• DESCRIPTION OF THE TASK
Collect every line of the records below that contains the word "JSON".

• EXERCISE DATA

+++

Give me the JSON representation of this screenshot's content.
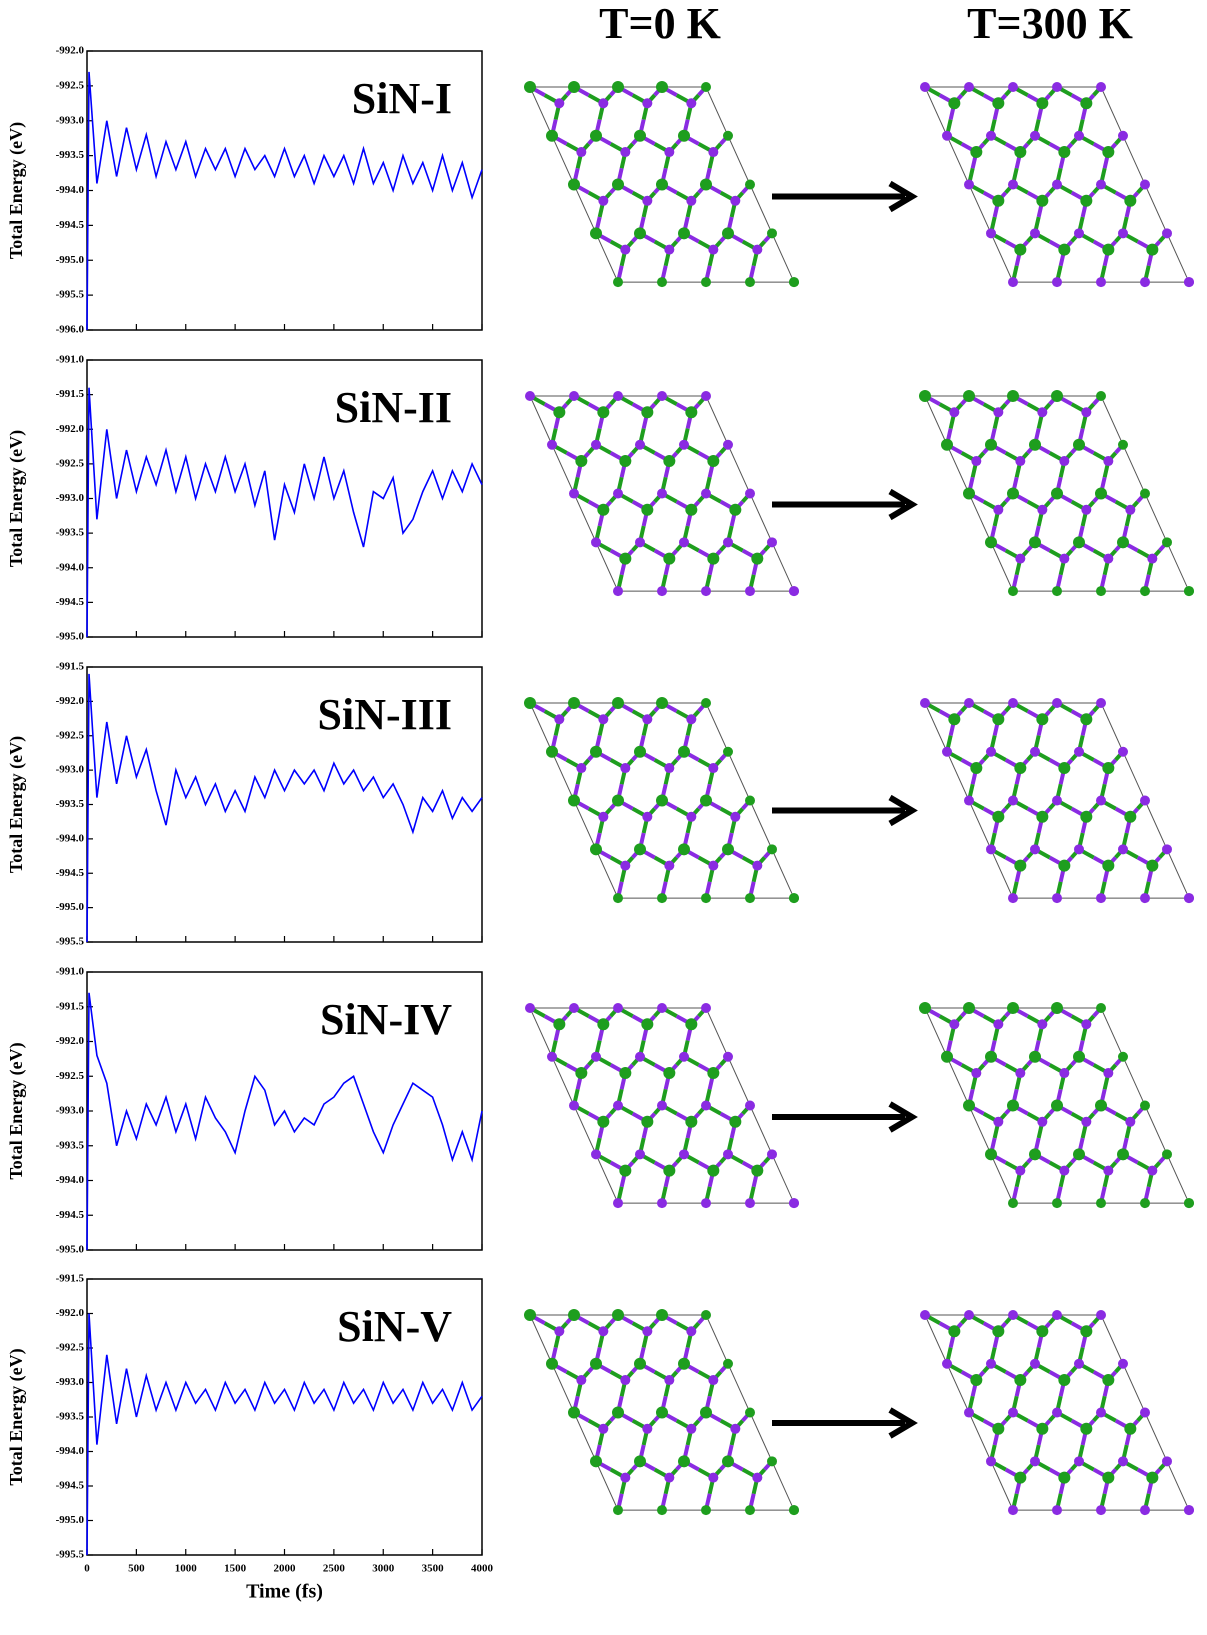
{
  "structure_headers": [
    "T=0 K",
    "T=300 K"
  ],
  "chart_data": [
    {
      "type": "line",
      "title": "SiN-I",
      "ylabel": "Total Energy (eV)",
      "color": "#0000ff",
      "xlim": [
        0,
        4000
      ],
      "ylim": [
        -996,
        -992
      ],
      "yticks": [
        {
          "value": -992,
          "label": "-992.0"
        },
        -992.5,
        {
          "value": -993,
          "label": "-993.0"
        },
        -993.5,
        {
          "value": -994,
          "label": "-994.0"
        },
        -994.5,
        {
          "value": -995,
          "label": "-995.0"
        },
        -995.5,
        {
          "value": -996,
          "label": "-996.0"
        }
      ],
      "x": [
        0,
        20,
        100,
        200,
        300,
        400,
        500,
        600,
        700,
        800,
        900,
        1000,
        1100,
        1200,
        1300,
        1400,
        1500,
        1600,
        1700,
        1800,
        1900,
        2000,
        2100,
        2200,
        2300,
        2400,
        2500,
        2600,
        2700,
        2800,
        2900,
        3000,
        3100,
        3200,
        3300,
        3400,
        3500,
        3600,
        3700,
        3800,
        3900,
        4000
      ],
      "values": [
        -996,
        -992.3,
        -993.9,
        -993.0,
        -993.8,
        -993.1,
        -993.7,
        -993.2,
        -993.8,
        -993.3,
        -993.7,
        -993.3,
        -993.8,
        -993.4,
        -993.7,
        -993.4,
        -993.8,
        -993.4,
        -993.7,
        -993.5,
        -993.8,
        -993.4,
        -993.8,
        -993.5,
        -993.9,
        -993.5,
        -993.8,
        -993.5,
        -993.9,
        -993.4,
        -993.9,
        -993.6,
        -994.0,
        -993.5,
        -993.9,
        -993.6,
        -994.0,
        -993.5,
        -994.0,
        -993.6,
        -994.1,
        -993.7
      ]
    },
    {
      "type": "line",
      "title": "SiN-II",
      "ylabel": "Total Energy (eV)",
      "color": "#0000ff",
      "xlim": [
        0,
        4000
      ],
      "ylim": [
        -995,
        -991
      ],
      "yticks": [
        {
          "value": -991,
          "label": "-991.0"
        },
        -991.5,
        {
          "value": -992,
          "label": "-992.0"
        },
        -992.5,
        {
          "value": -993,
          "label": "-993.0"
        },
        -993.5,
        {
          "value": -994,
          "label": "-994.0"
        },
        -994.5,
        {
          "value": -995,
          "label": "-995.0"
        }
      ],
      "x": [
        0,
        20,
        100,
        200,
        300,
        400,
        500,
        600,
        700,
        800,
        900,
        1000,
        1100,
        1200,
        1300,
        1400,
        1500,
        1600,
        1700,
        1800,
        1900,
        2000,
        2100,
        2200,
        2300,
        2400,
        2500,
        2600,
        2700,
        2800,
        2900,
        3000,
        3100,
        3200,
        3300,
        3400,
        3500,
        3600,
        3700,
        3800,
        3900,
        4000
      ],
      "values": [
        -995,
        -991.4,
        -993.3,
        -992.0,
        -993.0,
        -992.3,
        -992.9,
        -992.4,
        -992.8,
        -992.3,
        -992.9,
        -992.4,
        -993.0,
        -992.5,
        -992.9,
        -992.4,
        -992.9,
        -992.5,
        -993.1,
        -992.6,
        -993.6,
        -992.8,
        -993.2,
        -992.5,
        -993.0,
        -992.4,
        -993.0,
        -992.6,
        -993.2,
        -993.7,
        -992.9,
        -993.0,
        -992.7,
        -993.5,
        -993.3,
        -992.9,
        -992.6,
        -993.0,
        -992.6,
        -992.9,
        -992.5,
        -992.8
      ]
    },
    {
      "type": "line",
      "title": "SiN-III",
      "ylabel": "Total Energy (eV)",
      "color": "#0000ff",
      "xlim": [
        0,
        4000
      ],
      "ylim": [
        -995.5,
        -991.5
      ],
      "yticks": [
        -991.5,
        {
          "value": -992,
          "label": "-992.0"
        },
        -992.5,
        {
          "value": -993,
          "label": "-993.0"
        },
        -993.5,
        {
          "value": -994,
          "label": "-994.0"
        },
        -994.5,
        {
          "value": -995,
          "label": "-995.0"
        },
        -995.5
      ],
      "x": [
        0,
        20,
        100,
        200,
        300,
        400,
        500,
        600,
        700,
        800,
        900,
        1000,
        1100,
        1200,
        1300,
        1400,
        1500,
        1600,
        1700,
        1800,
        1900,
        2000,
        2100,
        2200,
        2300,
        2400,
        2500,
        2600,
        2700,
        2800,
        2900,
        3000,
        3100,
        3200,
        3300,
        3400,
        3500,
        3600,
        3700,
        3800,
        3900,
        4000
      ],
      "values": [
        -995.5,
        -991.6,
        -993.4,
        -992.3,
        -993.2,
        -992.5,
        -993.1,
        -992.7,
        -993.3,
        -993.8,
        -993.0,
        -993.4,
        -993.1,
        -993.5,
        -993.2,
        -993.6,
        -993.3,
        -993.6,
        -993.1,
        -993.4,
        -993.0,
        -993.3,
        -993.0,
        -993.2,
        -993.0,
        -993.3,
        -992.9,
        -993.2,
        -993.0,
        -993.3,
        -993.1,
        -993.4,
        -993.2,
        -993.5,
        -993.9,
        -993.4,
        -993.6,
        -993.3,
        -993.7,
        -993.4,
        -993.6,
        -993.4
      ]
    },
    {
      "type": "line",
      "title": "SiN-IV",
      "ylabel": "Total Energy (eV)",
      "color": "#0000ff",
      "xlim": [
        0,
        4000
      ],
      "ylim": [
        -995,
        -991
      ],
      "yticks": [
        {
          "value": -991,
          "label": "-991.0"
        },
        -991.5,
        {
          "value": -992,
          "label": "-992.0"
        },
        -992.5,
        {
          "value": -993,
          "label": "-993.0"
        },
        -993.5,
        {
          "value": -994,
          "label": "-994.0"
        },
        -994.5,
        {
          "value": -995,
          "label": "-995.0"
        }
      ],
      "x": [
        0,
        20,
        100,
        200,
        300,
        400,
        500,
        600,
        700,
        800,
        900,
        1000,
        1100,
        1200,
        1300,
        1400,
        1500,
        1600,
        1700,
        1800,
        1900,
        2000,
        2100,
        2200,
        2300,
        2400,
        2500,
        2600,
        2700,
        2800,
        2900,
        3000,
        3100,
        3200,
        3300,
        3400,
        3500,
        3600,
        3700,
        3800,
        3900,
        4000
      ],
      "values": [
        -995,
        -991.3,
        -992.2,
        -992.6,
        -993.5,
        -993.0,
        -993.4,
        -992.9,
        -993.2,
        -992.8,
        -993.3,
        -992.9,
        -993.4,
        -992.8,
        -993.1,
        -993.3,
        -993.6,
        -993.0,
        -992.5,
        -992.7,
        -993.2,
        -993.0,
        -993.3,
        -993.1,
        -993.2,
        -992.9,
        -992.8,
        -992.6,
        -992.5,
        -992.9,
        -993.3,
        -993.6,
        -993.2,
        -992.9,
        -992.6,
        -992.7,
        -992.8,
        -993.2,
        -993.7,
        -993.3,
        -993.7,
        -993.0
      ]
    },
    {
      "type": "line",
      "title": "SiN-V",
      "ylabel": "Total Energy (eV)",
      "xlabel": "Time (fs)",
      "color": "#0000ff",
      "xlim": [
        0,
        4000
      ],
      "ylim": [
        -995.5,
        -991.5
      ],
      "xticks": [
        0,
        500,
        1000,
        1500,
        2000,
        2500,
        3000,
        3500,
        4000
      ],
      "yticks": [
        -991.5,
        {
          "value": -992,
          "label": "-992.0"
        },
        -992.5,
        {
          "value": -993,
          "label": "-993.0"
        },
        -993.5,
        {
          "value": -994,
          "label": "-994.0"
        },
        -994.5,
        {
          "value": -995,
          "label": "-995.0"
        },
        -995.5
      ],
      "x": [
        0,
        20,
        100,
        200,
        300,
        400,
        500,
        600,
        700,
        800,
        900,
        1000,
        1100,
        1200,
        1300,
        1400,
        1500,
        1600,
        1700,
        1800,
        1900,
        2000,
        2100,
        2200,
        2300,
        2400,
        2500,
        2600,
        2700,
        2800,
        2900,
        3000,
        3100,
        3200,
        3300,
        3400,
        3500,
        3600,
        3700,
        3800,
        3900,
        4000
      ],
      "values": [
        -995.5,
        -992.0,
        -993.9,
        -992.6,
        -993.6,
        -992.8,
        -993.5,
        -992.9,
        -993.4,
        -993.0,
        -993.4,
        -993.0,
        -993.3,
        -993.1,
        -993.4,
        -993.0,
        -993.3,
        -993.1,
        -993.4,
        -993.0,
        -993.3,
        -993.1,
        -993.4,
        -993.0,
        -993.3,
        -993.1,
        -993.4,
        -993.0,
        -993.3,
        -993.1,
        -993.4,
        -993.0,
        -993.3,
        -993.1,
        -993.4,
        -993.0,
        -993.3,
        -993.1,
        -993.4,
        -993.0,
        -993.4,
        -993.2
      ]
    }
  ]
}
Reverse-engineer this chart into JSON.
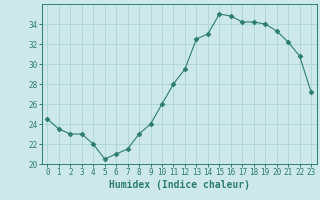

+++

• ANSWER IN FULL
Give me the JSON representation of this screenshot's content.
Reverse-engineer this chart into JSON.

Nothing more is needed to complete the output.